◆ Exercise prompt: Give only the number of lines that contain the word "aktivnosti".

[Saved entries]
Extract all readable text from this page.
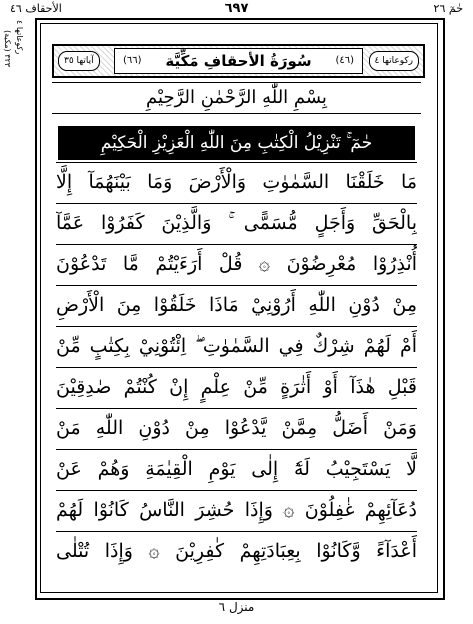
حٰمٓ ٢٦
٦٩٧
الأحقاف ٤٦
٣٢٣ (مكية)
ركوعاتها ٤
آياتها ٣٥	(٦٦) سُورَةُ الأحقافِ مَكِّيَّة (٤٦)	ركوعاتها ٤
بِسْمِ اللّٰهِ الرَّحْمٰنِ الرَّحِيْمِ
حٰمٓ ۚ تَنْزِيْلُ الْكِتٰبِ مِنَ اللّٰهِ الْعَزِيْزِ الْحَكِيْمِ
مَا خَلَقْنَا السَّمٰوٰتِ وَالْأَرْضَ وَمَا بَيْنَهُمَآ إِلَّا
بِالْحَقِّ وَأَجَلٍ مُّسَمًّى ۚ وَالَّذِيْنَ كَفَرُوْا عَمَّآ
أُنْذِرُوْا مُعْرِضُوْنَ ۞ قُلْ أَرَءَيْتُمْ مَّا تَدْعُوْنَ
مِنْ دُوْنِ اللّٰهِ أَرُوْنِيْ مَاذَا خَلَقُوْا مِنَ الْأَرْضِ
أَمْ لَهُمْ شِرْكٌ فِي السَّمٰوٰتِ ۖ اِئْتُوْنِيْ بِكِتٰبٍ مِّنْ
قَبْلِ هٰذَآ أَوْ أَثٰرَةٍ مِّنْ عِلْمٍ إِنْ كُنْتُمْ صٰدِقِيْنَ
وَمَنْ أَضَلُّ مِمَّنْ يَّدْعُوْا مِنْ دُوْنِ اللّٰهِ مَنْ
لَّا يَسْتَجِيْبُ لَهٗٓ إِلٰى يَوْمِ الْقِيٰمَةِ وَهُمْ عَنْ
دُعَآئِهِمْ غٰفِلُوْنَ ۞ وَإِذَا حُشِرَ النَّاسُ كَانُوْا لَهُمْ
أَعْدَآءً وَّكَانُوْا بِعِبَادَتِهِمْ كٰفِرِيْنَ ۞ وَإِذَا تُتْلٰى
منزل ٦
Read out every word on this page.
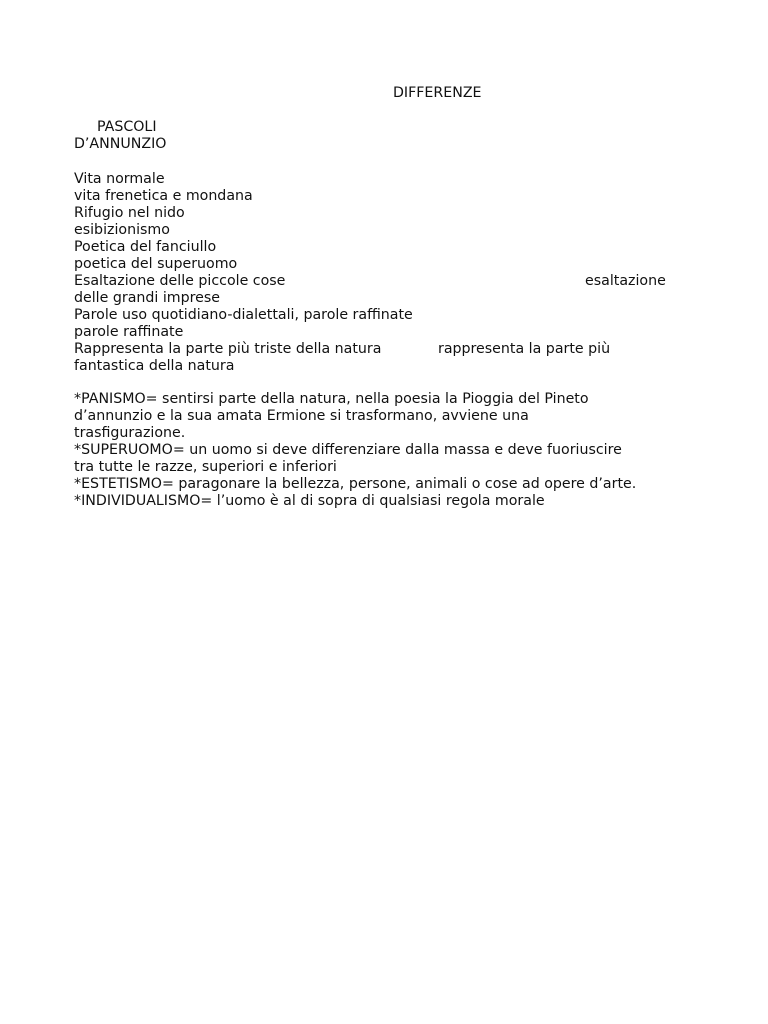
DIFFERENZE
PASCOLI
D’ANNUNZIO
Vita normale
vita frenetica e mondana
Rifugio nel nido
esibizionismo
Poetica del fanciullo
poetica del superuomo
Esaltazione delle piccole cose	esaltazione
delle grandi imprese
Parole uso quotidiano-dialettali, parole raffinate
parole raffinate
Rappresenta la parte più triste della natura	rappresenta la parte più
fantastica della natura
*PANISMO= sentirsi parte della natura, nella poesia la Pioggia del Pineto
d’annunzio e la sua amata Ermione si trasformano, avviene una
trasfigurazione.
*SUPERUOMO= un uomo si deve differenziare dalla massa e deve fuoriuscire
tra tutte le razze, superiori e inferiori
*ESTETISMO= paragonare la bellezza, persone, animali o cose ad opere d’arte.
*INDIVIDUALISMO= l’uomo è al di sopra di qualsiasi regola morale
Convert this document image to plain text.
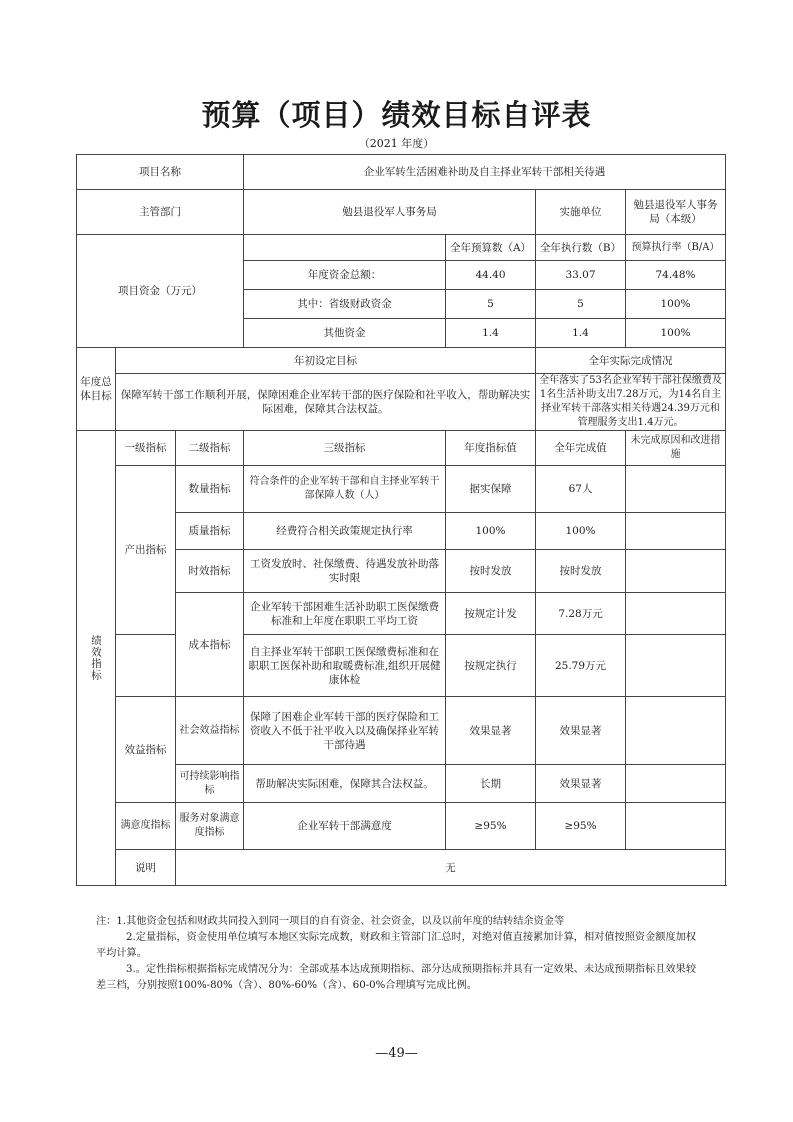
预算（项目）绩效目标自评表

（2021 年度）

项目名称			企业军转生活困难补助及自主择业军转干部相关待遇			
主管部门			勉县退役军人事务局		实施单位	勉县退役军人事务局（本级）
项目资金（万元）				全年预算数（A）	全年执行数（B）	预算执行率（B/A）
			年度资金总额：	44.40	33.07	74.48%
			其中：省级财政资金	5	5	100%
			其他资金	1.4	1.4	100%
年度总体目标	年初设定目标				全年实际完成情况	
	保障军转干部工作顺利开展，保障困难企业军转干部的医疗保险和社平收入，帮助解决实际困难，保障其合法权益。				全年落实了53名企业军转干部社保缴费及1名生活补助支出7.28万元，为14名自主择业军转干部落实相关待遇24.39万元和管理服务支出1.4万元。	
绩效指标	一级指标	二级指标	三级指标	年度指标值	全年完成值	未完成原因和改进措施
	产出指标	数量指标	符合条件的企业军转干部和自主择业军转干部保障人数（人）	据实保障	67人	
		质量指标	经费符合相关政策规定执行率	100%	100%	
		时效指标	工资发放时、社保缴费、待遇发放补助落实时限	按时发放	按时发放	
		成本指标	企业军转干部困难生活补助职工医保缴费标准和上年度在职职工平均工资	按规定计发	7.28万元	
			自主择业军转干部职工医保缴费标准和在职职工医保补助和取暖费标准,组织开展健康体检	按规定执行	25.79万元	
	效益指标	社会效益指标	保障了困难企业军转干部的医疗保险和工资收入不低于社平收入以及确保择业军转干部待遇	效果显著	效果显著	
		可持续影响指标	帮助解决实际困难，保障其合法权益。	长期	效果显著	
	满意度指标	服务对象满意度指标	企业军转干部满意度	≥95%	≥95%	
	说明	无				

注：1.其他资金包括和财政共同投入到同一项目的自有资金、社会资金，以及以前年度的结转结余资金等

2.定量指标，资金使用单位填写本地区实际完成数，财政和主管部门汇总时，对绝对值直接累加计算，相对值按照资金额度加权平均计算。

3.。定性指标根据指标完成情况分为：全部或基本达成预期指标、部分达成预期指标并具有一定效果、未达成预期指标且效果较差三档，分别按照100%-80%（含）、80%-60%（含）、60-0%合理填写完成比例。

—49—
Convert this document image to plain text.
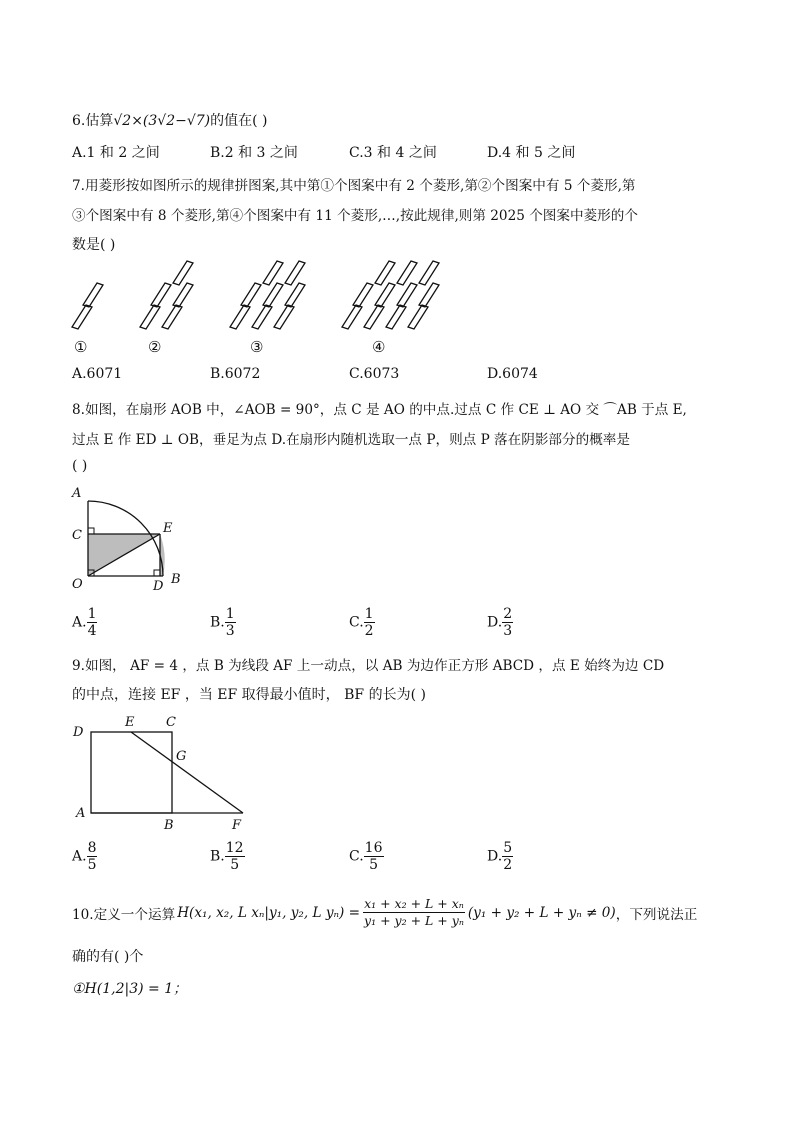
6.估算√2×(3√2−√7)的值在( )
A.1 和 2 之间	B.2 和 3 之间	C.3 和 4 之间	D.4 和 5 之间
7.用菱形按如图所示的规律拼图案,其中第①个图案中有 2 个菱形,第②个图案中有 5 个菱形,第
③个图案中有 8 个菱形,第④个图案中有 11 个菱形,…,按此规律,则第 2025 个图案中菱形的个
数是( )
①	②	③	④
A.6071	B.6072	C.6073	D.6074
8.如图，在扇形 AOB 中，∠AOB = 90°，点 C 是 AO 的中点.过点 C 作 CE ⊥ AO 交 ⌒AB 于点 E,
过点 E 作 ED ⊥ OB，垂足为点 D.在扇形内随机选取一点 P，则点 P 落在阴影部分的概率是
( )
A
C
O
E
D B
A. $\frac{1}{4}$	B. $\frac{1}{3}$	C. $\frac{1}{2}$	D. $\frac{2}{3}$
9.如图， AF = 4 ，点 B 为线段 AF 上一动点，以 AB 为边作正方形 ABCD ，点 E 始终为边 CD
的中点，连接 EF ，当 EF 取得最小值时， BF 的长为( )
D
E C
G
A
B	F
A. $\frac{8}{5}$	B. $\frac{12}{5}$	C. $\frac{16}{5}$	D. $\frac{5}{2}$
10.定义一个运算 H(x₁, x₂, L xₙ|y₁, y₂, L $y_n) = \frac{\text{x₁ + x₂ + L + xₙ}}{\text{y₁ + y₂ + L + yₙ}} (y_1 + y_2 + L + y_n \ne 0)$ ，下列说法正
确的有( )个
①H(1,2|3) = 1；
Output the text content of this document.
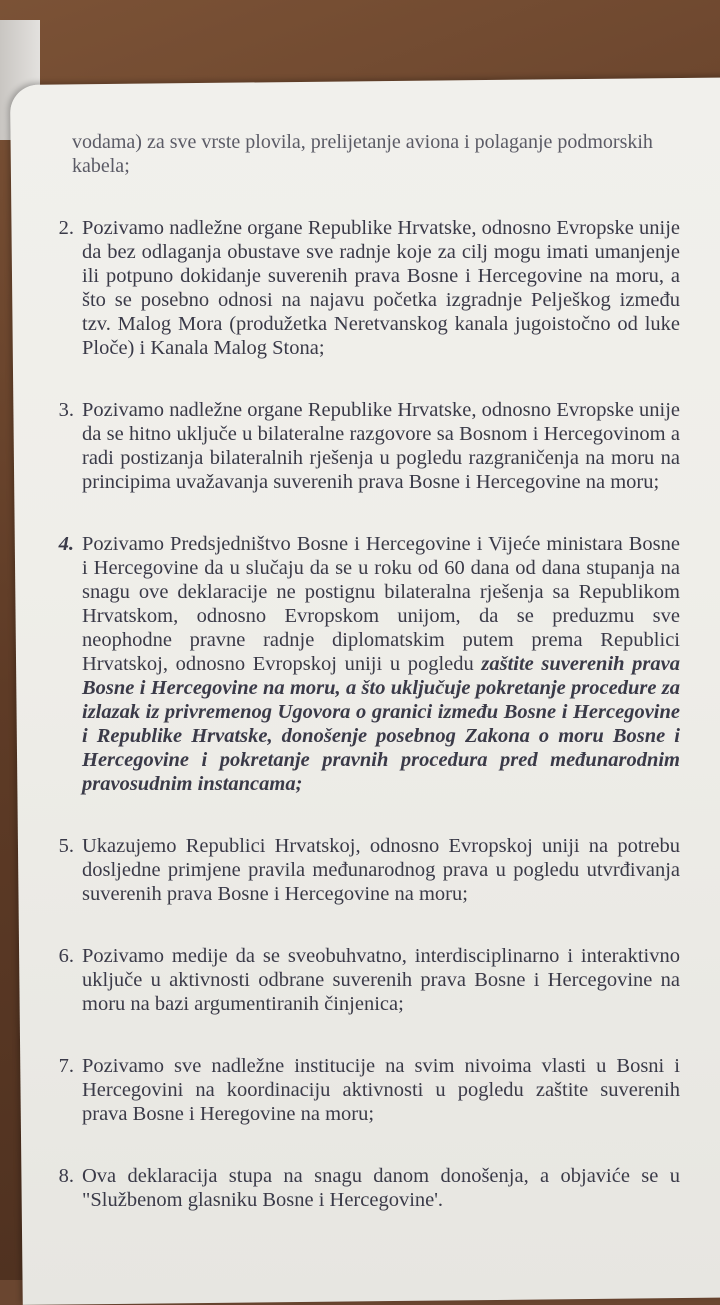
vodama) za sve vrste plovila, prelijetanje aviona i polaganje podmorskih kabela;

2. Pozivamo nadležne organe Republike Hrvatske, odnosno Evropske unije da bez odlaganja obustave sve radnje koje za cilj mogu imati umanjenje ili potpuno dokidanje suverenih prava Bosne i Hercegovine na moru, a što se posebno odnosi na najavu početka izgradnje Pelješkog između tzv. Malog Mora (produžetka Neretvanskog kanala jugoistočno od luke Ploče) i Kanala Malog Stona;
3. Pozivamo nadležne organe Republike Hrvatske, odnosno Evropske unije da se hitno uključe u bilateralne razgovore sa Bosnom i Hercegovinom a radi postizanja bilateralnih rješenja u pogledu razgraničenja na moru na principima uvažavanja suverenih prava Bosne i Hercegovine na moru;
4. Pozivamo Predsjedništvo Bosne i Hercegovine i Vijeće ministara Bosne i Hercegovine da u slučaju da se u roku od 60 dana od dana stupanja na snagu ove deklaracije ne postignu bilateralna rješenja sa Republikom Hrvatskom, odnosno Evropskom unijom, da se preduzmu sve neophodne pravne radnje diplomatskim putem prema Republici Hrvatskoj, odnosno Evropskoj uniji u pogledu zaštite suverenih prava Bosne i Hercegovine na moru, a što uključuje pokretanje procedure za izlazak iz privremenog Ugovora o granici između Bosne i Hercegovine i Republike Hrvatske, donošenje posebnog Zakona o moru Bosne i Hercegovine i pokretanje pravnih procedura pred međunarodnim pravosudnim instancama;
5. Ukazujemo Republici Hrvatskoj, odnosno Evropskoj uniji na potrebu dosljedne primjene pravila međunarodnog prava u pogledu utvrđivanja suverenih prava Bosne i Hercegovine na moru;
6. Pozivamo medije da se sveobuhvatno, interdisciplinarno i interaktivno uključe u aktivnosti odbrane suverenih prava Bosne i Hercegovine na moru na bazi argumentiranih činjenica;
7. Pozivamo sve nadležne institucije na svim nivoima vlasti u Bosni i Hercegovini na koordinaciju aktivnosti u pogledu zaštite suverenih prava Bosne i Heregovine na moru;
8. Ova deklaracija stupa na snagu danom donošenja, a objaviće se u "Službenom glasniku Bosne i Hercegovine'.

◆ Answer to the task: 2